— BEGIN Material provided —

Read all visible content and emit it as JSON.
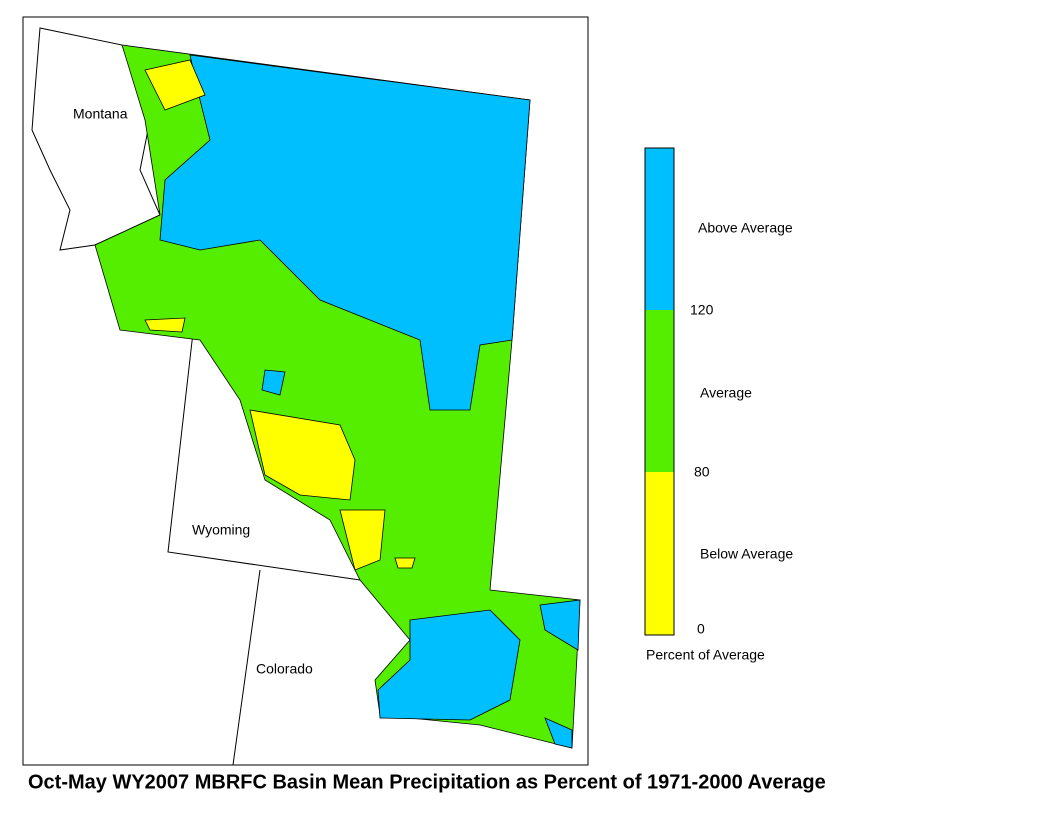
{
  "map": {
    "title": "Oct-May WY2007 MBRFC Basin Mean Precipitation as Percent of 1971-2000 Average",
    "states": [
      "Montana",
      "Wyoming",
      "Colorado"
    ],
    "legend": {
      "title": "Percent of Average",
      "classes": [
        {
          "label": "Above Average",
          "color": "#00bfff"
        },
        {
          "label": "Average",
          "color": "#55ee00"
        },
        {
          "label": "Below Average",
          "color": "#ffff00"
        }
      ],
      "breaks": [
        120,
        80,
        0
      ]
    }
  }
}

— END Material provided —

Given task:
Pick out each line containing "Average" and report it.

Full solution:
    "title": "Oct-May WY2007 MBRFC Basin Mean Precipitation as Percent of 1971-2000 Average",
      "title": "Percent of Average",
          "label": "Above Average",
          "label": "Average",
          "label": "Below Average",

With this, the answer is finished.